--- Start of Provided entries ---

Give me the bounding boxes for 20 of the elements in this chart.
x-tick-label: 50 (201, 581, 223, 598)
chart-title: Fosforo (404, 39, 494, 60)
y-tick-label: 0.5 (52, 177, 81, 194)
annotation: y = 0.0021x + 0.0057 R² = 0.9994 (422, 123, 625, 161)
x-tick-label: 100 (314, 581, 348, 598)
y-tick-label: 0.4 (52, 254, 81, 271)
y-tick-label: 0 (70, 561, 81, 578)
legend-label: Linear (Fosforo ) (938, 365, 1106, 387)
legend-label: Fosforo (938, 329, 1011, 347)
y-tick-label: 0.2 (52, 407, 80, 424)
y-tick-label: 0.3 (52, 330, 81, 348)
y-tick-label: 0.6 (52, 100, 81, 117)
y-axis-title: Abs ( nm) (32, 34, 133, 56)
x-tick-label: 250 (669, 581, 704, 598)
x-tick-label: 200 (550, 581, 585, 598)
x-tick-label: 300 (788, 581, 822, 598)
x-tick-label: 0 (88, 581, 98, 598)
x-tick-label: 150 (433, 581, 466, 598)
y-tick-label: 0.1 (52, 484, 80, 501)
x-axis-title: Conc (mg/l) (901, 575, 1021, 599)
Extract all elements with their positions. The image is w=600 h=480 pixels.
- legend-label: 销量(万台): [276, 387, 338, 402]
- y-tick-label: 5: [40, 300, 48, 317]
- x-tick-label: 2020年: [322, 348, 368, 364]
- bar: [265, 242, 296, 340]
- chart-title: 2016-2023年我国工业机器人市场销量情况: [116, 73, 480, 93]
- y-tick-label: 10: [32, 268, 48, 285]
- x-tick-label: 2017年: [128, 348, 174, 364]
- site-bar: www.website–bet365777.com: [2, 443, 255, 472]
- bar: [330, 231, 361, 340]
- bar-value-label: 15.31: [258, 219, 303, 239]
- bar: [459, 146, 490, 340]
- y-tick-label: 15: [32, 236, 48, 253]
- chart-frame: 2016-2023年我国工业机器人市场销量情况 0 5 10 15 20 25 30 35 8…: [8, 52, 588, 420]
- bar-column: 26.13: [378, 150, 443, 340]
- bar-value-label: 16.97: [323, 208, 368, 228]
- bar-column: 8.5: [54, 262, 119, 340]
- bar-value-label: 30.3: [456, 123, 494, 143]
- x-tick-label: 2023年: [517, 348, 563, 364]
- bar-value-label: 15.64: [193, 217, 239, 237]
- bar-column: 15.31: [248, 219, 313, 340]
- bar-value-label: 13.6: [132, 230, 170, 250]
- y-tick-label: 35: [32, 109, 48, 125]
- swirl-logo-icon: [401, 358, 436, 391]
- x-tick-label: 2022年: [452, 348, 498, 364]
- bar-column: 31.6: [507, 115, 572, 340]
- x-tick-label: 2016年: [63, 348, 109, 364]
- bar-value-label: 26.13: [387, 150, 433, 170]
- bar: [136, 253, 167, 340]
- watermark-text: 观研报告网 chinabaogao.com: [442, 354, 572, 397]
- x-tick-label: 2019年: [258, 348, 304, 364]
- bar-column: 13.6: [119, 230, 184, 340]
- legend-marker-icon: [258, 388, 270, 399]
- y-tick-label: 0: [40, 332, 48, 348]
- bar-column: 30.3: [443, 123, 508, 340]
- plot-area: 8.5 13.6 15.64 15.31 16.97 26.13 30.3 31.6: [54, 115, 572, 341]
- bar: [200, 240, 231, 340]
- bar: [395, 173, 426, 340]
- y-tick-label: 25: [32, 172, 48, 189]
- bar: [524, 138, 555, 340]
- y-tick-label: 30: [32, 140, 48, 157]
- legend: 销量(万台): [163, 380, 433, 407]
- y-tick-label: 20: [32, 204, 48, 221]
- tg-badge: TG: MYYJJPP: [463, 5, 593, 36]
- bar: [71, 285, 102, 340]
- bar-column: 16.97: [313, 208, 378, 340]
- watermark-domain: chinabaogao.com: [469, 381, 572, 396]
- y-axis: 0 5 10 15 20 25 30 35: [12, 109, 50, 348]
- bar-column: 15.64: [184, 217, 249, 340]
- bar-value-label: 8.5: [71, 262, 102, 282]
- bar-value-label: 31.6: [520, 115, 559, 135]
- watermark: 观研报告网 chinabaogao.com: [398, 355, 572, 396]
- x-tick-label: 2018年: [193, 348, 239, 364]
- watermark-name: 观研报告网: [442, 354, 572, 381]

--- End of Provided entries ---

■ Exercise ■
Update the lines above by putting "Phosphorus" wherever "Fosforo" appears, and leave everything else as it is.

■ Solution for this task ■
Give me the bounding boxes for 20 of the elements in this chart.
x-tick-label: 50 (201, 581, 223, 598)
chart-title: Phosphorus (404, 39, 494, 60)
y-tick-label: 0.5 (52, 177, 81, 194)
annotation: y = 0.0021x + 0.0057 R² = 0.9994 (422, 123, 625, 161)
x-tick-label: 100 (314, 581, 348, 598)
y-tick-label: 0.4 (52, 254, 81, 271)
y-tick-label: 0 (70, 561, 81, 578)
legend-label: Linear (Phosphorus ) (938, 365, 1106, 387)
legend-label: Phosphorus (938, 329, 1011, 347)
y-tick-label: 0.2 (52, 407, 80, 424)
y-tick-label: 0.3 (52, 330, 81, 348)
y-tick-label: 0.6 (52, 100, 81, 117)
y-axis-title: Abs ( nm) (32, 34, 133, 56)
x-tick-label: 250 (669, 581, 704, 598)
x-tick-label: 200 (550, 581, 585, 598)
x-tick-label: 300 (788, 581, 822, 598)
x-tick-label: 0 (88, 581, 98, 598)
x-tick-label: 150 (433, 581, 466, 598)
y-tick-label: 0.1 (52, 484, 80, 501)
x-axis-title: Conc (mg/l) (901, 575, 1021, 599)
Extract all elements with their positions. The image is w=600 h=480 pixels.
- legend-label: 销量(万台): [276, 387, 338, 402]
- y-tick-label: 5: [40, 300, 48, 317]
- x-tick-label: 2020年: [322, 348, 368, 364]
- bar: [265, 242, 296, 340]
- chart-title: 2016-2023年我国工业机器人市场销量情况: [116, 73, 480, 93]
- y-tick-label: 10: [32, 268, 48, 285]
- x-tick-label: 2017年: [128, 348, 174, 364]
- site-bar: www.website–bet365777.com: [2, 443, 255, 472]
- bar: [330, 231, 361, 340]
- bar-value-label: 15.31: [258, 219, 303, 239]
- bar: [459, 146, 490, 340]
- y-tick-label: 15: [32, 236, 48, 253]
- chart-frame: 2016-2023年我国工业机器人市场销量情况 0 5 10 15 20 25 30 35 8…: [8, 52, 588, 420]
- bar-column: 26.13: [378, 150, 443, 340]
- bar-value-label: 16.97: [323, 208, 368, 228]
- bar-column: 8.5: [54, 262, 119, 340]
- bar-value-label: 30.3: [456, 123, 494, 143]
- x-tick-label: 2023年: [517, 348, 563, 364]
- bar-value-label: 15.64: [193, 217, 239, 237]
- bar-column: 15.31: [248, 219, 313, 340]
- bar-value-label: 13.6: [132, 230, 170, 250]
- y-tick-label: 35: [32, 109, 48, 125]
- swirl-logo-icon: [401, 358, 436, 391]
- x-tick-label: 2022年: [452, 348, 498, 364]
- bar-column: 31.6: [507, 115, 572, 340]
- x-tick-label: 2016年: [63, 348, 109, 364]
- bar-value-label: 26.13: [387, 150, 433, 170]
- bar: [136, 253, 167, 340]
- watermark-text: 观研报告网 chinabaogao.com: [442, 354, 572, 397]
- x-tick-label: 2019年: [258, 348, 304, 364]
- bar-column: 13.6: [119, 230, 184, 340]
- legend-marker-icon: [258, 388, 270, 399]
- y-tick-label: 0: [40, 332, 48, 348]
- bar-column: 30.3: [443, 123, 508, 340]
- plot-area: 8.5 13.6 15.64 15.31 16.97 26.13 30.3 31.6: [54, 115, 572, 341]
- bar: [200, 240, 231, 340]
- bar: [395, 173, 426, 340]
- y-tick-label: 25: [32, 172, 48, 189]
- bar: [524, 138, 555, 340]
- y-tick-label: 30: [32, 140, 48, 157]
- legend: 销量(万台): [163, 380, 433, 407]
- y-tick-label: 20: [32, 204, 48, 221]
- tg-badge: TG: MYYJJPP: [463, 5, 593, 36]
- bar: [71, 285, 102, 340]
- bar-column: 16.97: [313, 208, 378, 340]
- watermark-domain: chinabaogao.com: [469, 381, 572, 396]
- y-axis: 0 5 10 15 20 25 30 35: [12, 109, 50, 348]
- bar-column: 15.64: [184, 217, 249, 340]
- bar-value-label: 8.5: [71, 262, 102, 282]
- bar-value-label: 31.6: [520, 115, 559, 135]
- watermark: 观研报告网 chinabaogao.com: [398, 355, 572, 396]
- x-tick-label: 2018年: [193, 348, 239, 364]
- watermark-name: 观研报告网: [442, 354, 572, 381]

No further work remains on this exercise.